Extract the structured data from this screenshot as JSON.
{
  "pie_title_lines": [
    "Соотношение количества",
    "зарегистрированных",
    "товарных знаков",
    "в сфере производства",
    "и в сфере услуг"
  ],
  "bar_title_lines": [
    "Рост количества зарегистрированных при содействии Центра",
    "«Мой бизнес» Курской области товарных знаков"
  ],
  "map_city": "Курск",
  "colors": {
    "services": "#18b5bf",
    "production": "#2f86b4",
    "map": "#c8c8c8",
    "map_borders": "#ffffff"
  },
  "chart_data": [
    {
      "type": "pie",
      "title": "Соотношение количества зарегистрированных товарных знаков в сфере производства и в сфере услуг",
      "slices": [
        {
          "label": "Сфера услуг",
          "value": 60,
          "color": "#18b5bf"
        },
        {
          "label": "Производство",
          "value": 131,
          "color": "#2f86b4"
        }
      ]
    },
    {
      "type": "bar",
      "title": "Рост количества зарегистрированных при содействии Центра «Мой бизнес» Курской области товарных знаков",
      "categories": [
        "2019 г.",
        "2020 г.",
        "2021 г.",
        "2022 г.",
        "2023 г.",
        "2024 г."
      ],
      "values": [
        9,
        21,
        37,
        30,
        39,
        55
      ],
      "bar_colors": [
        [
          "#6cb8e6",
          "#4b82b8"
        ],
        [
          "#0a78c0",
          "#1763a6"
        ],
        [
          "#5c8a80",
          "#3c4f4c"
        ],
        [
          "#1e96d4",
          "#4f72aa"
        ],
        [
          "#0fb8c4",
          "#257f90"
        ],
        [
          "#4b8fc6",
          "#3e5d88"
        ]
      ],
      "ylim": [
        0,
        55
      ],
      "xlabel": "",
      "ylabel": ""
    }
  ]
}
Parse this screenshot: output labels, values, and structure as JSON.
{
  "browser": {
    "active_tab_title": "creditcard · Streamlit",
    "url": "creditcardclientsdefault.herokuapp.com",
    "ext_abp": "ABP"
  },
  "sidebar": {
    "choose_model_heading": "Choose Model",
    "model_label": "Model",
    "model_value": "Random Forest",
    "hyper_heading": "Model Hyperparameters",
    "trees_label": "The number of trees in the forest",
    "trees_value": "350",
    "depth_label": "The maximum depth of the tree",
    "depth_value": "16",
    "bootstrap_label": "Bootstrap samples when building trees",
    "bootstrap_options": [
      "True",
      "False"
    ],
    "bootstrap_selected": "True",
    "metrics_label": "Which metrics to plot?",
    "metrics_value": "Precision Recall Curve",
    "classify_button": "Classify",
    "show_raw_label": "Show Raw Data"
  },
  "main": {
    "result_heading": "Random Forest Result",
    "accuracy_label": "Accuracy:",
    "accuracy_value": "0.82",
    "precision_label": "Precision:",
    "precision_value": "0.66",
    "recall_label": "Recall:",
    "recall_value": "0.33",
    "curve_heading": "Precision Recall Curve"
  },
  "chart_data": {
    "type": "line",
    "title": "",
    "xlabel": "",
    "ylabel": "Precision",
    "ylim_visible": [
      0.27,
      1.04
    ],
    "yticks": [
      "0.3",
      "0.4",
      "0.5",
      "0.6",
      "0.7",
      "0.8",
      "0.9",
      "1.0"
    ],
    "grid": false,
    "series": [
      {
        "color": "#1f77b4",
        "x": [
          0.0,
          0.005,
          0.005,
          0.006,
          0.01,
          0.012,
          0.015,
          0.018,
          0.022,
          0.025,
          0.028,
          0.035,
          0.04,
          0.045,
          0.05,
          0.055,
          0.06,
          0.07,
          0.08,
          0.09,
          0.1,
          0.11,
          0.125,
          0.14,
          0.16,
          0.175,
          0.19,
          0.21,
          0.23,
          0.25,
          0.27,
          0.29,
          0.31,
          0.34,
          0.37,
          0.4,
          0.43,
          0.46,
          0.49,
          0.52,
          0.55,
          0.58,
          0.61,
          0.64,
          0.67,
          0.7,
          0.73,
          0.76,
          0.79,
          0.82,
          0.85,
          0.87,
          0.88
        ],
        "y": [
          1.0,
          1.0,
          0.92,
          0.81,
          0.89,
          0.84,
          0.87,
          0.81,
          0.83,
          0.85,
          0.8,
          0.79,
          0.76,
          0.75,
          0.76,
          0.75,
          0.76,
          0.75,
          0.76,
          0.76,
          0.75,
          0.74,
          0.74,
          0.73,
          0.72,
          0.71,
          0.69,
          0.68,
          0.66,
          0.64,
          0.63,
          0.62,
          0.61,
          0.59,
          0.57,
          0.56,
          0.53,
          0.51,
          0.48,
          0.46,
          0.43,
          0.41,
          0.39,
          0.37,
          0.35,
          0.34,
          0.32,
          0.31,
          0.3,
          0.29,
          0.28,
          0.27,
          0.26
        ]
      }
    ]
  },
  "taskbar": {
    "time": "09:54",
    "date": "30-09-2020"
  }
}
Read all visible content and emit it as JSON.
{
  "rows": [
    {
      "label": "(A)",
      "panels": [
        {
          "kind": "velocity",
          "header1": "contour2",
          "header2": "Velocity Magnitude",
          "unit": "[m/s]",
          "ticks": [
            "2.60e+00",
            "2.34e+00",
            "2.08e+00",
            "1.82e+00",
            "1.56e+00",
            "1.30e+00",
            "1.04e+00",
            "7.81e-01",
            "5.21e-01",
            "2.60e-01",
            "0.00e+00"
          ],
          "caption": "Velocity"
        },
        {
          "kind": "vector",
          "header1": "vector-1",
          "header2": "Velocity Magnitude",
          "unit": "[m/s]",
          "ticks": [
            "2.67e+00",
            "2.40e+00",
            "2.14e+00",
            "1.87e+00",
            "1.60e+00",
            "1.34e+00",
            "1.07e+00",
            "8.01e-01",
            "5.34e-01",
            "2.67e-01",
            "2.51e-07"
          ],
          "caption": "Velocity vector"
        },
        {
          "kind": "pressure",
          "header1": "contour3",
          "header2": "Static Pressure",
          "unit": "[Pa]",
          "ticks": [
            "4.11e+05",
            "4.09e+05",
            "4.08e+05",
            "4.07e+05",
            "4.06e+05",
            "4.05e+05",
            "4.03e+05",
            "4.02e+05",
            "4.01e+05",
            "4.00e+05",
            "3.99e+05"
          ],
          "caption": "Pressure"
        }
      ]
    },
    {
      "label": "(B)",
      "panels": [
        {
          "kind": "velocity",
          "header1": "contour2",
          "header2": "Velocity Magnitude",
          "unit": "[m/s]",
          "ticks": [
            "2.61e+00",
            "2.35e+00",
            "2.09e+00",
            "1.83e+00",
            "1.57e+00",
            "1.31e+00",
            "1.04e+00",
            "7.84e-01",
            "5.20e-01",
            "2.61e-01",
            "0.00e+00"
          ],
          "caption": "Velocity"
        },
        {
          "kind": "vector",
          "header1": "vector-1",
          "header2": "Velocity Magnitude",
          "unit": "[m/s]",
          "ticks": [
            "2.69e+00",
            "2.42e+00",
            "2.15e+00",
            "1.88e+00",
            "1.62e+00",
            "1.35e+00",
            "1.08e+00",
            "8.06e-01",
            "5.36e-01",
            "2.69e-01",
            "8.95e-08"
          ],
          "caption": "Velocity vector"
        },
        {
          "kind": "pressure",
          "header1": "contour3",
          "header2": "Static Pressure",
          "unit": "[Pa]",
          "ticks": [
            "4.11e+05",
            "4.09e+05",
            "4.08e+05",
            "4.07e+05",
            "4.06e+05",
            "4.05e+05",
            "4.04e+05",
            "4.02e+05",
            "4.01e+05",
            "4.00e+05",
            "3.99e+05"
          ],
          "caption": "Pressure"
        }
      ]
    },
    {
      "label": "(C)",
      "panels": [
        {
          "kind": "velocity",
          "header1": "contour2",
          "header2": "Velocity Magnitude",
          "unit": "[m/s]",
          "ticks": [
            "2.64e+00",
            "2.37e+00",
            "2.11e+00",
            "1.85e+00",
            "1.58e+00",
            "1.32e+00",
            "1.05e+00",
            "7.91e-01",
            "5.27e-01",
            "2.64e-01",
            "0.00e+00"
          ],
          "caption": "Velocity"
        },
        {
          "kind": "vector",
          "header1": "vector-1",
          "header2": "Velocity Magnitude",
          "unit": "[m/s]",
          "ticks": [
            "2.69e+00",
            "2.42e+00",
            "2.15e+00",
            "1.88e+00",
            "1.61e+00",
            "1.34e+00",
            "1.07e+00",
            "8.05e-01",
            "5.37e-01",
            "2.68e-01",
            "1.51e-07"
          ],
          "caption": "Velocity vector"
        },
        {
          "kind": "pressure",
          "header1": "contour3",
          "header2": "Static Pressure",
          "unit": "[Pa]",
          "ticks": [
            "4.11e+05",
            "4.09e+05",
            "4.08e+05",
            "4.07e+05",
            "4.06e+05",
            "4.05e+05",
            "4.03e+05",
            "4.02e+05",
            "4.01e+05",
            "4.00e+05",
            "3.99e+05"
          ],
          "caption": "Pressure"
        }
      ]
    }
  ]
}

▶ [TASK BRIEF] Copy every line in the entries above that has the string "screenshot" in it.

▶ [EXERCISE RESPONSE]
Extract the structured data from this screenshot as JSON.
Parse this screenshot: output labels, values, and structure as JSON.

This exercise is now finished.